--- Study material ---

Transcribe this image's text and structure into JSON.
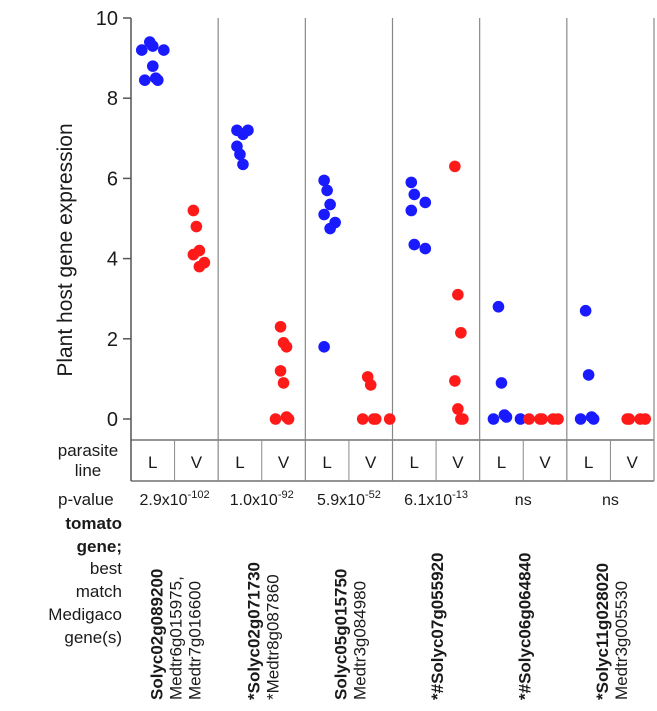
{
  "chart_data": {
    "type": "scatter",
    "ylabel": "Plant host gene expression",
    "ylim": [
      0,
      10
    ],
    "yticks": [
      0,
      2,
      4,
      6,
      8,
      10
    ],
    "colors": {
      "L": "#1a1aff",
      "V": "#ff1a1a"
    },
    "parasite_label": [
      "parasite",
      "line"
    ],
    "pvalue_label": "p-value",
    "legend_text": [
      "tomato",
      "gene;",
      "best",
      "match",
      "Medigaco",
      "gene(s)"
    ],
    "groups": [
      {
        "pvalue_base": "2.9x10",
        "pvalue_exp": "-102",
        "gene": "Solyc02g089200",
        "matches": [
          "Medtr6g015975,",
          "Medtr7g016600"
        ],
        "series": [
          {
            "line": "L",
            "values": [
              9.4,
              9.3,
              9.2,
              9.2,
              8.8,
              8.5,
              8.45,
              8.45
            ]
          },
          {
            "line": "V",
            "values": [
              5.2,
              4.8,
              4.2,
              4.1,
              3.9,
              3.8
            ]
          }
        ]
      },
      {
        "pvalue_base": "1.0x10",
        "pvalue_exp": "-92",
        "gene": "*Solyc02g071730",
        "matches": [
          "*Medtr8g087860"
        ],
        "series": [
          {
            "line": "L",
            "values": [
              7.2,
              7.2,
              7.1,
              6.8,
              6.6,
              6.35
            ]
          },
          {
            "line": "V",
            "values": [
              2.3,
              1.9,
              1.8,
              1.2,
              0.9,
              0.05,
              0.0,
              0.0
            ]
          }
        ]
      },
      {
        "pvalue_base": "5.9x10",
        "pvalue_exp": "-52",
        "gene": "Solyc05g015750",
        "matches": [
          "Medtr3g084980"
        ],
        "series": [
          {
            "line": "L",
            "values": [
              5.95,
              5.7,
              5.35,
              5.1,
              4.9,
              4.75,
              1.8
            ]
          },
          {
            "line": "V",
            "values": [
              1.05,
              0.85,
              0.0,
              0.0,
              0.0,
              0.0
            ]
          }
        ]
      },
      {
        "pvalue_base": "6.1x10",
        "pvalue_exp": "-13",
        "gene": "*#Solyc07g055920",
        "matches": [],
        "series": [
          {
            "line": "L",
            "values": [
              5.9,
              5.6,
              5.4,
              5.2,
              4.35,
              4.25
            ]
          },
          {
            "line": "V",
            "values": [
              6.3,
              3.1,
              2.15,
              0.95,
              0.25,
              0.0,
              0.0
            ]
          }
        ]
      },
      {
        "pvalue_base": "ns",
        "pvalue_exp": "",
        "gene": "*#Solyc06g064840",
        "matches": [],
        "series": [
          {
            "line": "L",
            "values": [
              2.8,
              0.9,
              0.1,
              0.05,
              0.0,
              0.0
            ]
          },
          {
            "line": "V",
            "values": [
              0.0,
              0.0,
              0.0,
              0.0,
              0.0
            ]
          }
        ]
      },
      {
        "pvalue_base": "ns",
        "pvalue_exp": "",
        "gene": "*Solyc11g028020",
        "matches": [
          "Medtr3g005530"
        ],
        "series": [
          {
            "line": "L",
            "values": [
              2.7,
              1.1,
              0.05,
              0.0,
              0.0
            ]
          },
          {
            "line": "V",
            "values": [
              0.0,
              0.0,
              0.0,
              0.0
            ]
          }
        ]
      }
    ]
  }
}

---

• Task to carry out:
Could you return all the entries exactly as they appear, minus the pictures?

• Your response:
Transcribe this image's text and structure into JSON.
{
  "chart_data": {
    "type": "scatter",
    "ylabel": "Plant host gene expression",
    "ylim": [
      0,
      10
    ],
    "yticks": [
      0,
      2,
      4,
      6,
      8,
      10
    ],
    "colors": {
      "L": "#1a1aff",
      "V": "#ff1a1a"
    },
    "parasite_label": [
      "parasite",
      "line"
    ],
    "pvalue_label": "p-value",
    "legend_text": [
      "tomato",
      "gene;",
      "best",
      "match",
      "Medigaco",
      "gene(s)"
    ],
    "groups": [
      {
        "pvalue_base": "2.9x10",
        "pvalue_exp": "-102",
        "gene": "Solyc02g089200",
        "matches": [
          "Medtr6g015975,",
          "Medtr7g016600"
        ],
        "series": [
          {
            "line": "L",
            "values": [
              9.4,
              9.3,
              9.2,
              9.2,
              8.8,
              8.5,
              8.45,
              8.45
            ]
          },
          {
            "line": "V",
            "values": [
              5.2,
              4.8,
              4.2,
              4.1,
              3.9,
              3.8
            ]
          }
        ]
      },
      {
        "pvalue_base": "1.0x10",
        "pvalue_exp": "-92",
        "gene": "*Solyc02g071730",
        "matches": [
          "*Medtr8g087860"
        ],
        "series": [
          {
            "line": "L",
            "values": [
              7.2,
              7.2,
              7.1,
              6.8,
              6.6,
              6.35
            ]
          },
          {
            "line": "V",
            "values": [
              2.3,
              1.9,
              1.8,
              1.2,
              0.9,
              0.05,
              0.0,
              0.0
            ]
          }
        ]
      },
      {
        "pvalue_base": "5.9x10",
        "pvalue_exp": "-52",
        "gene": "Solyc05g015750",
        "matches": [
          "Medtr3g084980"
        ],
        "series": [
          {
            "line": "L",
            "values": [
              5.95,
              5.7,
              5.35,
              5.1,
              4.9,
              4.75,
              1.8
            ]
          },
          {
            "line": "V",
            "values": [
              1.05,
              0.85,
              0.0,
              0.0,
              0.0,
              0.0
            ]
          }
        ]
      },
      {
        "pvalue_base": "6.1x10",
        "pvalue_exp": "-13",
        "gene": "*#Solyc07g055920",
        "matches": [],
        "series": [
          {
            "line": "L",
            "values": [
              5.9,
              5.6,
              5.4,
              5.2,
              4.35,
              4.25
            ]
          },
          {
            "line": "V",
            "values": [
              6.3,
              3.1,
              2.15,
              0.95,
              0.25,
              0.0,
              0.0
            ]
          }
        ]
      },
      {
        "pvalue_base": "ns",
        "pvalue_exp": "",
        "gene": "*#Solyc06g064840",
        "matches": [],
        "series": [
          {
            "line": "L",
            "values": [
              2.8,
              0.9,
              0.1,
              0.05,
              0.0,
              0.0
            ]
          },
          {
            "line": "V",
            "values": [
              0.0,
              0.0,
              0.0,
              0.0,
              0.0
            ]
          }
        ]
      },
      {
        "pvalue_base": "ns",
        "pvalue_exp": "",
        "gene": "*Solyc11g028020",
        "matches": [
          "Medtr3g005530"
        ],
        "series": [
          {
            "line": "L",
            "values": [
              2.7,
              1.1,
              0.05,
              0.0,
              0.0
            ]
          },
          {
            "line": "V",
            "values": [
              0.0,
              0.0,
              0.0,
              0.0
            ]
          }
        ]
      }
    ]
  }
}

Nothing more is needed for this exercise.